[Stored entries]
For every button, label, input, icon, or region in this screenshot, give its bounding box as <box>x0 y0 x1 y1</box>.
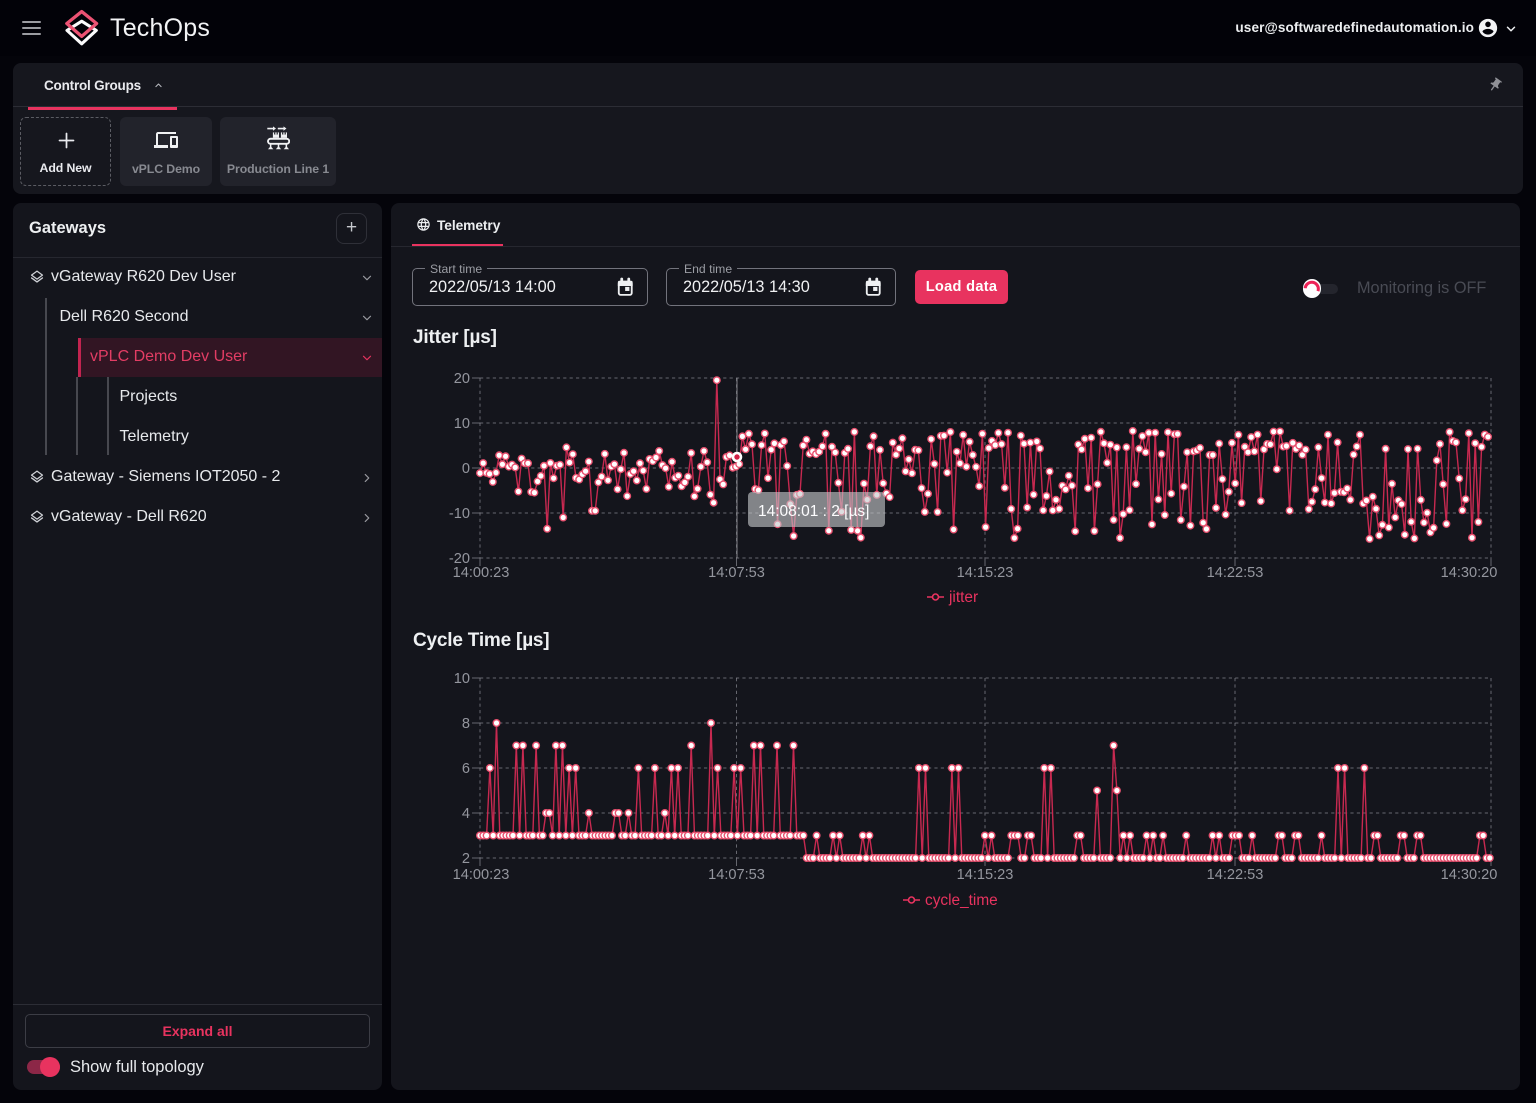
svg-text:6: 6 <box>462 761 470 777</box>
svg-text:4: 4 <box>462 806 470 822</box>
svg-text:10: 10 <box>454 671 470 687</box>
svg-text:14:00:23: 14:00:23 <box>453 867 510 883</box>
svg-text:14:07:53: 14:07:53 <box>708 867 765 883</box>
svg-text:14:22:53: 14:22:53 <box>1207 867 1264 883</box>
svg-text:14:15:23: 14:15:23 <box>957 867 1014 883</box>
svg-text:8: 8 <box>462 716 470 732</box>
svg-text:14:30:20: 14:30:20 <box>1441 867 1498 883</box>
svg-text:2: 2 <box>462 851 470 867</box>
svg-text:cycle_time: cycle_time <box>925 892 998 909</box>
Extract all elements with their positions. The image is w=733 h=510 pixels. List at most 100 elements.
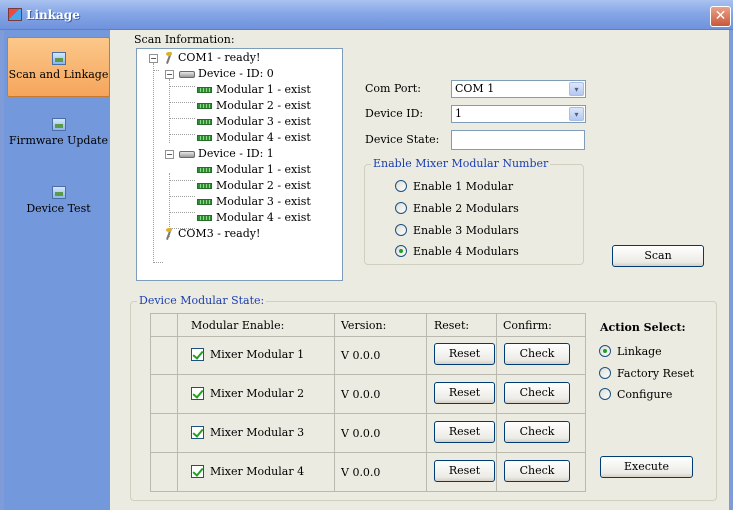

» What to produce
Go through every row above and change "elements" to "items", keeping everything else the same. Leave the pictures out of your answer.

» Result of this task
For every button, label, input, icon, or region in this screenshot, give its bounding box as <box>x0 y0 x1 y1</box>.
svg-text:6: 6 <box>462 761 470 777</box>
svg-text:4: 4 <box>462 806 470 822</box>
svg-text:10: 10 <box>454 671 470 687</box>
svg-text:14:00:23: 14:00:23 <box>453 867 510 883</box>
svg-text:14:07:53: 14:07:53 <box>708 867 765 883</box>
svg-text:14:22:53: 14:22:53 <box>1207 867 1264 883</box>
svg-text:14:15:23: 14:15:23 <box>957 867 1014 883</box>
svg-text:8: 8 <box>462 716 470 732</box>
svg-text:14:30:20: 14:30:20 <box>1441 867 1498 883</box>
svg-text:2: 2 <box>462 851 470 867</box>
svg-text:cycle_time: cycle_time <box>925 892 998 909</box>
Extract all items with their positions. The image is w=733 h=510 pixels. List at most 100 items.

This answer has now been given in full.